TASK PROMPT - Repeat the lines that follow, leaving nothing out.

EXTRACTED MATERIAL -
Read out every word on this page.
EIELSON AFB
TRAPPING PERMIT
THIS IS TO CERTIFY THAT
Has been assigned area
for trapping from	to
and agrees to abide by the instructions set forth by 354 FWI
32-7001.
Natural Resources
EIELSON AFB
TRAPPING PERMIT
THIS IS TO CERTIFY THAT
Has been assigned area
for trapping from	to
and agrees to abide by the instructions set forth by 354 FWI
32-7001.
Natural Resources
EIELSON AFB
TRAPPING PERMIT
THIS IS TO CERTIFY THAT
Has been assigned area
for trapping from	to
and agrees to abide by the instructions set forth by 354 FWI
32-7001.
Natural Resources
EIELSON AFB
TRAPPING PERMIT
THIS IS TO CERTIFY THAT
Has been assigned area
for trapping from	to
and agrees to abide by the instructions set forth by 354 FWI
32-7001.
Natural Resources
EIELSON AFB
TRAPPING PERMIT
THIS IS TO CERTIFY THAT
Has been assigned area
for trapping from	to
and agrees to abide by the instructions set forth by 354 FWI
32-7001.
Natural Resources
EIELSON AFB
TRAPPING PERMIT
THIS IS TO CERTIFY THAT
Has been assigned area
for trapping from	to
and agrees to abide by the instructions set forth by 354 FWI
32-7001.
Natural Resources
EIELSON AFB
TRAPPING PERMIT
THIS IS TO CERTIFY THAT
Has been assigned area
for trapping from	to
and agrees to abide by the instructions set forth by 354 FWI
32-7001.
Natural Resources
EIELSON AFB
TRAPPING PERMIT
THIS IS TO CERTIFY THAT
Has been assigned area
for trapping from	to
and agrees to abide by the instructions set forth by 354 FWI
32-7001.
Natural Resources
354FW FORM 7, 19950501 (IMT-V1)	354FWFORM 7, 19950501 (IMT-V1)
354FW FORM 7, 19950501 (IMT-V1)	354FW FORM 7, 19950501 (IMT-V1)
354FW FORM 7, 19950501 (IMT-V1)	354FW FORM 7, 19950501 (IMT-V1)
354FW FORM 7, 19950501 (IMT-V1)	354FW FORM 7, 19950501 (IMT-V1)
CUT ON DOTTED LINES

ANSWER TO THIS TASK -
Read out every word on this page.
EIELSON AFB
TRAPPING PERMIT
THIS IS TO CERTIFY THAT
Has been assigned area
for trapping from	to
and agrees to abide by the instructions set forth by 354 FWI
32-7001.
Natural Resources
EIELSON AFB
TRAPPING PERMIT
THIS IS TO CERTIFY THAT
Has been assigned area
for trapping from	to
and agrees to abide by the instructions set forth by 354 FWI
32-7001.
Natural Resources
EIELSON AFB
TRAPPING PERMIT
THIS IS TO CERTIFY THAT
Has been assigned area
for trapping from	to
and agrees to abide by the instructions set forth by 354 FWI
32-7001.
Natural Resources
EIELSON AFB
TRAPPING PERMIT
THIS IS TO CERTIFY THAT
Has been assigned area
for trapping from	to
and agrees to abide by the instructions set forth by 354 FWI
32-7001.
Natural Resources
EIELSON AFB
TRAPPING PERMIT
THIS IS TO CERTIFY THAT
Has been assigned area
for trapping from	to
and agrees to abide by the instructions set forth by 354 FWI
32-7001.
Natural Resources
EIELSON AFB
TRAPPING PERMIT
THIS IS TO CERTIFY THAT
Has been assigned area
for trapping from	to
and agrees to abide by the instructions set forth by 354 FWI
32-7001.
Natural Resources
EIELSON AFB
TRAPPING PERMIT
THIS IS TO CERTIFY THAT
Has been assigned area
for trapping from	to
and agrees to abide by the instructions set forth by 354 FWI
32-7001.
Natural Resources
EIELSON AFB
TRAPPING PERMIT
THIS IS TO CERTIFY THAT
Has been assigned area
for trapping from	to
and agrees to abide by the instructions set forth by 354 FWI
32-7001.
Natural Resources
354FW FORM 7, 19950501 (IMT-V1)	354FWFORM 7, 19950501 (IMT-V1)
354FW FORM 7, 19950501 (IMT-V1)	354FW FORM 7, 19950501 (IMT-V1)
354FW FORM 7, 19950501 (IMT-V1)	354FW FORM 7, 19950501 (IMT-V1)
354FW FORM 7, 19950501 (IMT-V1)	354FW FORM 7, 19950501 (IMT-V1)
CUT ON DOTTED LINES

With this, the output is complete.